── GIVEN INFORMATION ──
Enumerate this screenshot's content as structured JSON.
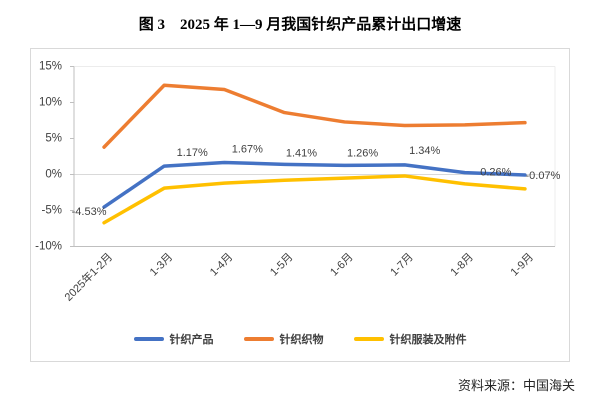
{
  "title": "图 3　2025 年 1—9 月我国针织产品累计出口增速",
  "source": "资料来源：中国海关",
  "chart_data": {
    "type": "line",
    "title": "2025 年 1—9 月我国针织产品累计出口增速",
    "categories": [
      "2025年1-2月",
      "1-3月",
      "1-4月",
      "1-5月",
      "1-6月",
      "1-7月",
      "1-8月",
      "1-9月"
    ],
    "series": [
      {
        "name": "针织产品",
        "color": "#4472C4",
        "values": [
          -4.53,
          1.17,
          1.67,
          1.41,
          1.26,
          1.34,
          0.26,
          -0.07
        ],
        "point_labels": [
          "-4.53%",
          "1.17%",
          "1.67%",
          "1.41%",
          "1.26%",
          "1.34%",
          "0.26%",
          "-0.07%"
        ]
      },
      {
        "name": "针织织物",
        "color": "#ED7D31",
        "values": [
          3.8,
          12.4,
          11.8,
          8.6,
          7.3,
          6.8,
          6.9,
          7.2
        ],
        "point_labels": null
      },
      {
        "name": "针织服装及附件",
        "color": "#FFC000",
        "values": [
          -6.7,
          -1.9,
          -1.2,
          -0.8,
          -0.5,
          -0.2,
          -1.3,
          -2.0
        ],
        "point_labels": null
      }
    ],
    "y_ticks": [
      {
        "label": "15%",
        "value": 15
      },
      {
        "label": "10%",
        "value": 10
      },
      {
        "label": "5%",
        "value": 5
      },
      {
        "label": "0%",
        "value": 0
      },
      {
        "label": "-5%",
        "value": -5
      },
      {
        "label": "-10%",
        "value": -10
      }
    ],
    "ylim": [
      -10,
      15
    ],
    "grid": "zero-line-only",
    "legend_position": "bottom",
    "axis_color": "#bfbfbf",
    "gridline_color": "#d9d9d9",
    "tick_label_color": "#404040"
  }
}
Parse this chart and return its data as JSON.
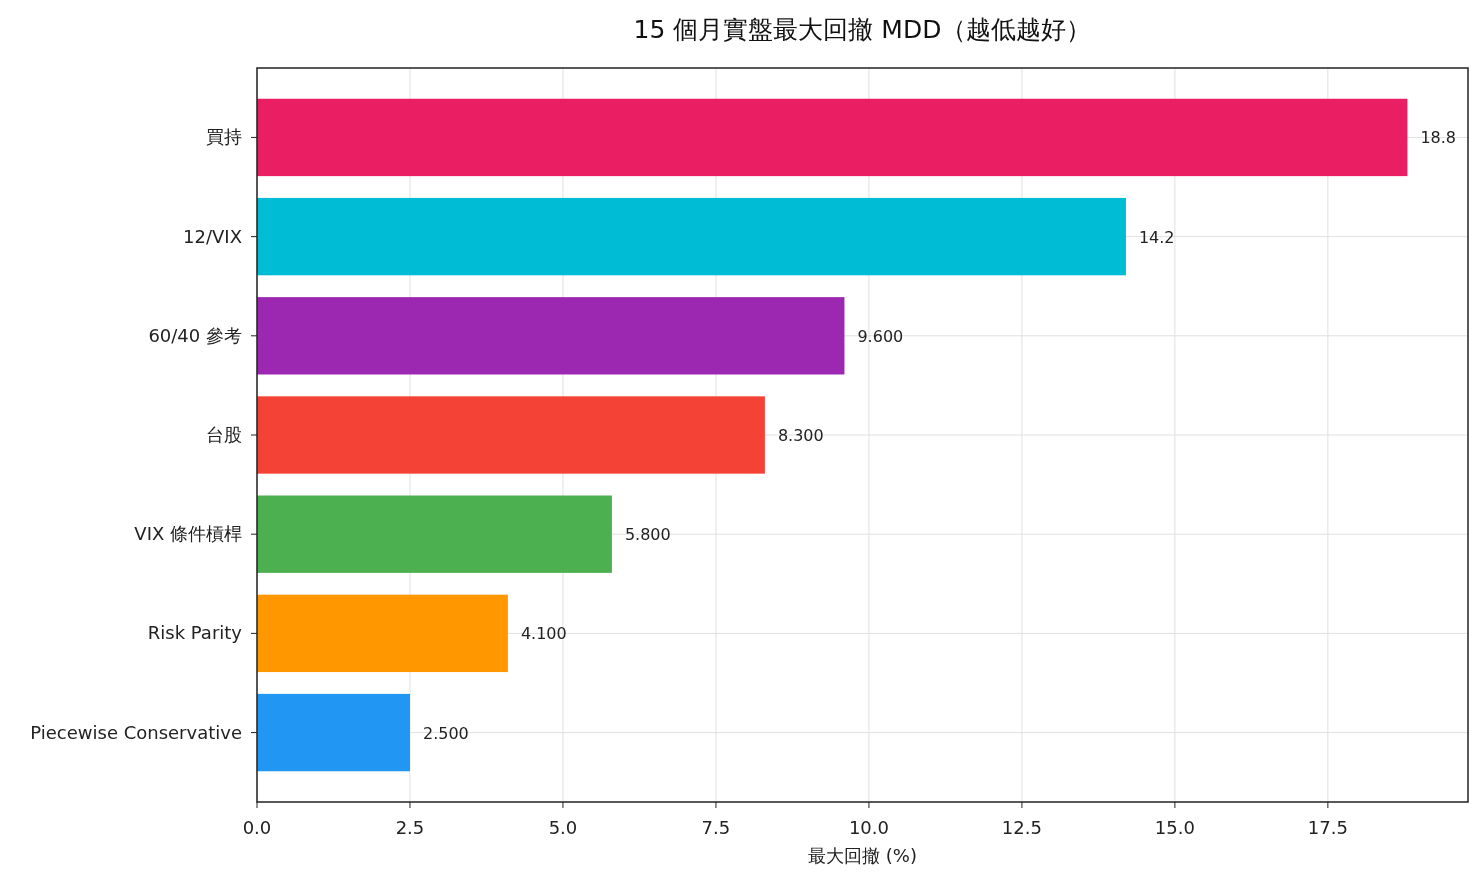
{
  "chart_data": {
    "type": "bar",
    "orientation": "horizontal",
    "title": "15 個月實盤最大回撤 MDD（越低越好）",
    "xlabel": "最大回撤 (%)",
    "categories": [
      "買持",
      "12/VIX",
      "60/40 參考",
      "台股",
      "VIX 條件槓桿",
      "Risk Parity",
      "Piecewise Conservative"
    ],
    "values": [
      18.8,
      14.2,
      9.6,
      8.3,
      5.8,
      4.1,
      2.5
    ],
    "value_labels": [
      "18.8",
      "14.2",
      "9.600",
      "8.300",
      "5.800",
      "4.100",
      "2.500"
    ],
    "colors": [
      "#e91e63",
      "#00bcd4",
      "#9c27b0",
      "#f44336",
      "#4caf50",
      "#ff9800",
      "#2196f3"
    ],
    "xlim": [
      0,
      19.79
    ],
    "xticks": [
      {
        "value": 0,
        "label": "0.0"
      },
      {
        "value": 2.5,
        "label": "2.5"
      },
      {
        "value": 5,
        "label": "5.0"
      },
      {
        "value": 7.5,
        "label": "7.5"
      },
      {
        "value": 10,
        "label": "10.0"
      },
      {
        "value": 12.5,
        "label": "12.5"
      },
      {
        "value": 15,
        "label": "15.0"
      },
      {
        "value": 17.5,
        "label": "17.5"
      }
    ],
    "grid": true
  }
}
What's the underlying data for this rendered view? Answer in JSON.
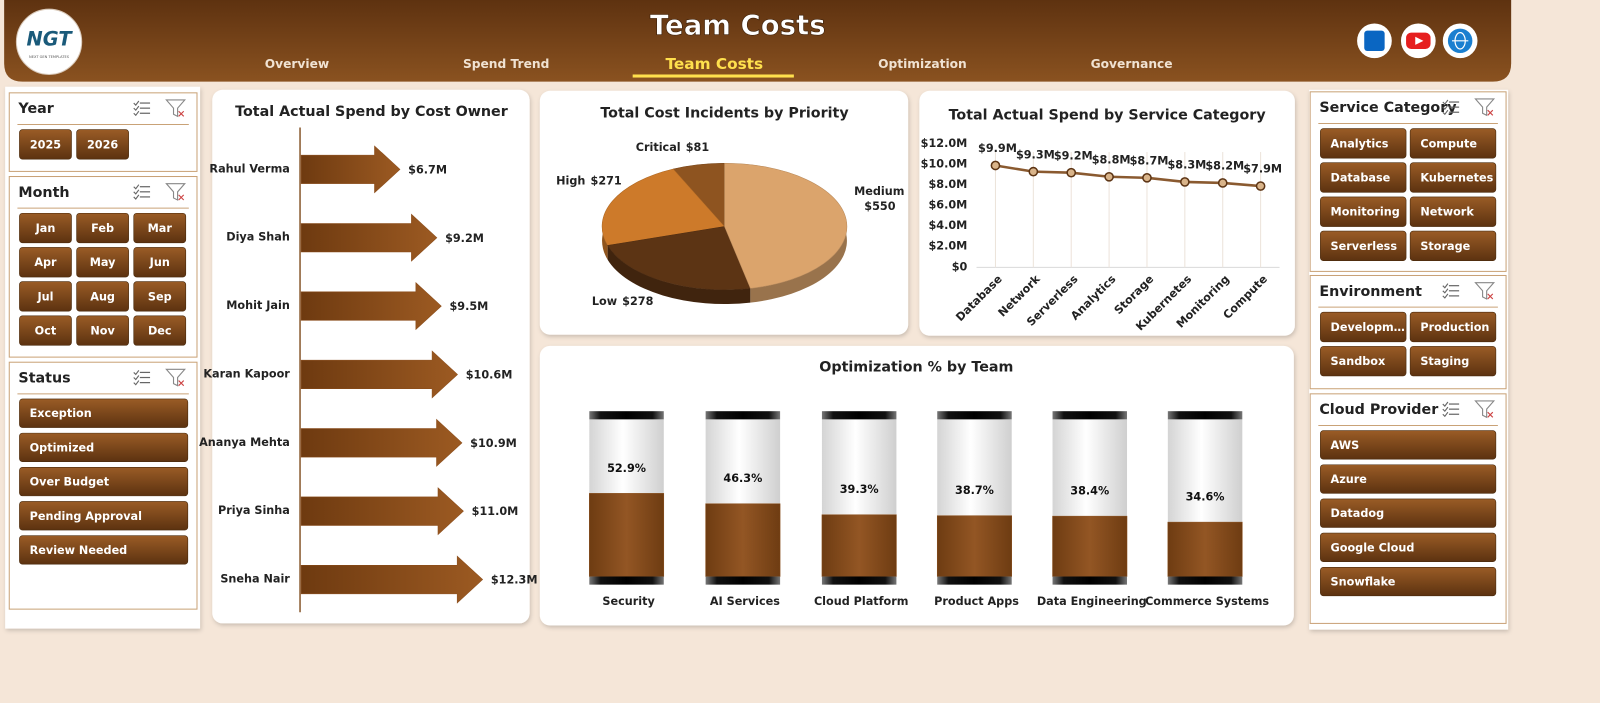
───
» WHAT THIS TASK INVOLVES: Every record above should be transcribed exactly; the pictures stay out of the copy.

» RESPONSE TO THE EXERCISE:
Enumerate this screenshot's content as structured JSON.
{
  "title": "图 3　2025 年 1—9 月我国针织产品累计出口增速",
  "source": "资料来源：中国海关",
  "chart_data": {
    "type": "line",
    "title": "2025 年 1—9 月我国针织产品累计出口增速",
    "categories": [
      "2025年1-2月",
      "1-3月",
      "1-4月",
      "1-5月",
      "1-6月",
      "1-7月",
      "1-8月",
      "1-9月"
    ],
    "series": [
      {
        "name": "针织产品",
        "color": "#4472C4",
        "values": [
          -4.53,
          1.17,
          1.67,
          1.41,
          1.26,
          1.34,
          0.26,
          -0.07
        ],
        "point_labels": [
          "-4.53%",
          "1.17%",
          "1.67%",
          "1.41%",
          "1.26%",
          "1.34%",
          "0.26%",
          "-0.07%"
        ]
      },
      {
        "name": "针织织物",
        "color": "#ED7D31",
        "values": [
          3.8,
          12.4,
          11.8,
          8.6,
          7.3,
          6.8,
          6.9,
          7.2
        ],
        "point_labels": null
      },
      {
        "name": "针织服装及附件",
        "color": "#FFC000",
        "values": [
          -6.7,
          -1.9,
          -1.2,
          -0.8,
          -0.5,
          -0.2,
          -1.3,
          -2.0
        ],
        "point_labels": null
      }
    ],
    "y_ticks": [
      {
        "label": "15%",
        "value": 15
      },
      {
        "label": "10%",
        "value": 10
      },
      {
        "label": "5%",
        "value": 5
      },
      {
        "label": "0%",
        "value": 0
      },
      {
        "label": "-5%",
        "value": -5
      },
      {
        "label": "-10%",
        "value": -10
      }
    ],
    "ylim": [
      -10,
      15
    ],
    "grid": "zero-line-only",
    "legend_position": "bottom",
    "axis_color": "#bfbfbf",
    "gridline_color": "#d9d9d9",
    "tick_label_color": "#404040"
  }
}
Parse this chart and return its data as JSON.
{
  "chart_data": {
    "type": "bar",
    "orientation": "horizontal",
    "title": "15 個月實盤最大回撤 MDD（越低越好）",
    "xlabel": "最大回撤 (%)",
    "categories": [
      "買持",
      "12/VIX",
      "60/40 參考",
      "台股",
      "VIX 條件槓桿",
      "Risk Parity",
      "Piecewise Conservative"
    ],
    "values": [
      18.8,
      14.2,
      9.6,
      8.3,
      5.8,
      4.1,
      2.5
    ],
    "value_labels": [
      "18.8",
      "14.2",
      "9.600",
      "8.300",
      "5.800",
      "4.100",
      "2.500"
    ],
    "colors": [
      "#e91e63",
      "#00bcd4",
      "#9c27b0",
      "#f44336",
      "#4caf50",
      "#ff9800",
      "#2196f3"
    ],
    "xlim": [
      0,
      19.79
    ],
    "xticks": [
      {
        "value": 0,
        "label": "0.0"
      },
      {
        "value": 2.5,
        "label": "2.5"
      },
      {
        "value": 5,
        "label": "5.0"
      },
      {
        "value": 7.5,
        "label": "7.5"
      },
      {
        "value": 10,
        "label": "10.0"
      },
      {
        "value": 12.5,
        "label": "12.5"
      },
      {
        "value": 15,
        "label": "15.0"
      },
      {
        "value": 17.5,
        "label": "17.5"
      }
    ],
    "grid": true
  }
}
What's the underlying data for this rendered view? Answer in JSON.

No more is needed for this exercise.